§ **WORK TO BE COMPLETED**
Any pictures in the records below should be skipped; write out everything else exactly.

Items from a figure collection:
- - - -
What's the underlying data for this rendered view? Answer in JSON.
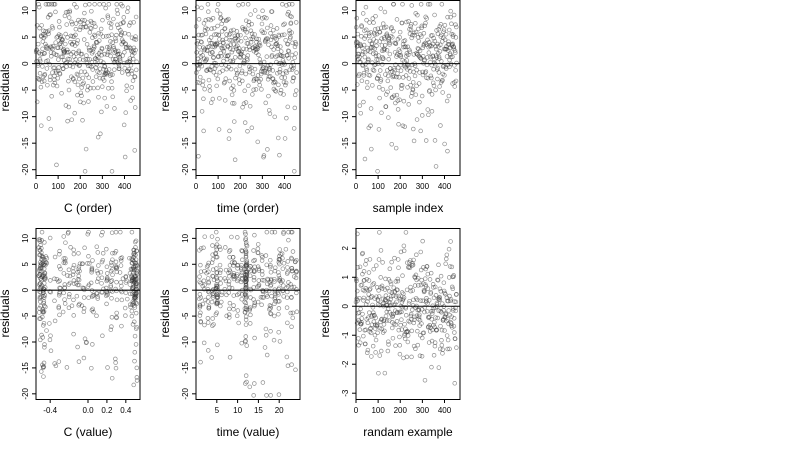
{
  "chart_data": [
    {
      "type": "scatter",
      "xlabel": "C (order)",
      "ylabel": "residuals",
      "xlim": [
        0,
        470
      ],
      "ylim": [
        -21,
        12
      ],
      "x_ticks": [
        0,
        100,
        200,
        300,
        400
      ],
      "y_ticks": [
        -20,
        -15,
        -10,
        -5,
        0,
        5,
        10
      ],
      "reference_line": 0,
      "n_points": 450,
      "pattern": "order"
    },
    {
      "type": "scatter",
      "xlabel": "time (order)",
      "ylabel": "residuals",
      "xlim": [
        0,
        470
      ],
      "ylim": [
        -21,
        12
      ],
      "x_ticks": [
        0,
        100,
        200,
        300,
        400
      ],
      "y_ticks": [
        -20,
        -15,
        -10,
        -5,
        0,
        5,
        10
      ],
      "reference_line": 0,
      "n_points": 450,
      "pattern": "order"
    },
    {
      "type": "scatter",
      "xlabel": "sample index",
      "ylabel": "residuals",
      "xlim": [
        0,
        470
      ],
      "ylim": [
        -21,
        12
      ],
      "x_ticks": [
        0,
        100,
        200,
        300,
        400
      ],
      "y_ticks": [
        -20,
        -15,
        -10,
        -5,
        0,
        5,
        10
      ],
      "reference_line": 0,
      "n_points": 450,
      "pattern": "order"
    },
    {
      "type": "scatter",
      "xlabel": "C (value)",
      "ylabel": "residuals",
      "xlim": [
        -0.55,
        0.55
      ],
      "ylim": [
        -21,
        12
      ],
      "x_ticks": [
        -0.4,
        0.0,
        0.2,
        0.4
      ],
      "y_ticks": [
        -20,
        -15,
        -10,
        -5,
        0,
        5,
        10
      ],
      "reference_line": 0,
      "n_points": 450,
      "pattern": "cvalue"
    },
    {
      "type": "scatter",
      "xlabel": "time (value)",
      "ylabel": "residuals",
      "xlim": [
        0,
        25
      ],
      "ylim": [
        -21,
        12
      ],
      "x_ticks": [
        5,
        10,
        15,
        20
      ],
      "y_ticks": [
        -20,
        -15,
        -10,
        -5,
        0,
        5,
        10
      ],
      "reference_line": 0,
      "n_points": 450,
      "pattern": "timevalue"
    },
    {
      "type": "scatter",
      "xlabel": "randam example",
      "ylabel": "residuals",
      "xlim": [
        0,
        470
      ],
      "ylim": [
        -3.2,
        2.7
      ],
      "x_ticks": [
        0,
        100,
        200,
        300,
        400
      ],
      "y_ticks": [
        -3,
        -2,
        -1,
        0,
        1,
        2
      ],
      "reference_line": 0,
      "n_points": 450,
      "pattern": "random"
    }
  ]
}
- - - -
§ **EXERCISE OUTPUT**
What's the underlying data for this rendered view? Answer in JSON.
{
  "chart_data": [
    {
      "type": "scatter",
      "xlabel": "C (order)",
      "ylabel": "residuals",
      "xlim": [
        0,
        470
      ],
      "ylim": [
        -21,
        12
      ],
      "x_ticks": [
        0,
        100,
        200,
        300,
        400
      ],
      "y_ticks": [
        -20,
        -15,
        -10,
        -5,
        0,
        5,
        10
      ],
      "reference_line": 0,
      "n_points": 450,
      "pattern": "order"
    },
    {
      "type": "scatter",
      "xlabel": "time (order)",
      "ylabel": "residuals",
      "xlim": [
        0,
        470
      ],
      "ylim": [
        -21,
        12
      ],
      "x_ticks": [
        0,
        100,
        200,
        300,
        400
      ],
      "y_ticks": [
        -20,
        -15,
        -10,
        -5,
        0,
        5,
        10
      ],
      "reference_line": 0,
      "n_points": 450,
      "pattern": "order"
    },
    {
      "type": "scatter",
      "xlabel": "sample index",
      "ylabel": "residuals",
      "xlim": [
        0,
        470
      ],
      "ylim": [
        -21,
        12
      ],
      "x_ticks": [
        0,
        100,
        200,
        300,
        400
      ],
      "y_ticks": [
        -20,
        -15,
        -10,
        -5,
        0,
        5,
        10
      ],
      "reference_line": 0,
      "n_points": 450,
      "pattern": "order"
    },
    {
      "type": "scatter",
      "xlabel": "C (value)",
      "ylabel": "residuals",
      "xlim": [
        -0.55,
        0.55
      ],
      "ylim": [
        -21,
        12
      ],
      "x_ticks": [
        -0.4,
        0.0,
        0.2,
        0.4
      ],
      "y_ticks": [
        -20,
        -15,
        -10,
        -5,
        0,
        5,
        10
      ],
      "reference_line": 0,
      "n_points": 450,
      "pattern": "cvalue"
    },
    {
      "type": "scatter",
      "xlabel": "time (value)",
      "ylabel": "residuals",
      "xlim": [
        0,
        25
      ],
      "ylim": [
        -21,
        12
      ],
      "x_ticks": [
        5,
        10,
        15,
        20
      ],
      "y_ticks": [
        -20,
        -15,
        -10,
        -5,
        0,
        5,
        10
      ],
      "reference_line": 0,
      "n_points": 450,
      "pattern": "timevalue"
    },
    {
      "type": "scatter",
      "xlabel": "randam example",
      "ylabel": "residuals",
      "xlim": [
        0,
        470
      ],
      "ylim": [
        -3.2,
        2.7
      ],
      "x_ticks": [
        0,
        100,
        200,
        300,
        400
      ],
      "y_ticks": [
        -3,
        -2,
        -1,
        0,
        1,
        2
      ],
      "reference_line": 0,
      "n_points": 450,
      "pattern": "random"
    }
  ]
}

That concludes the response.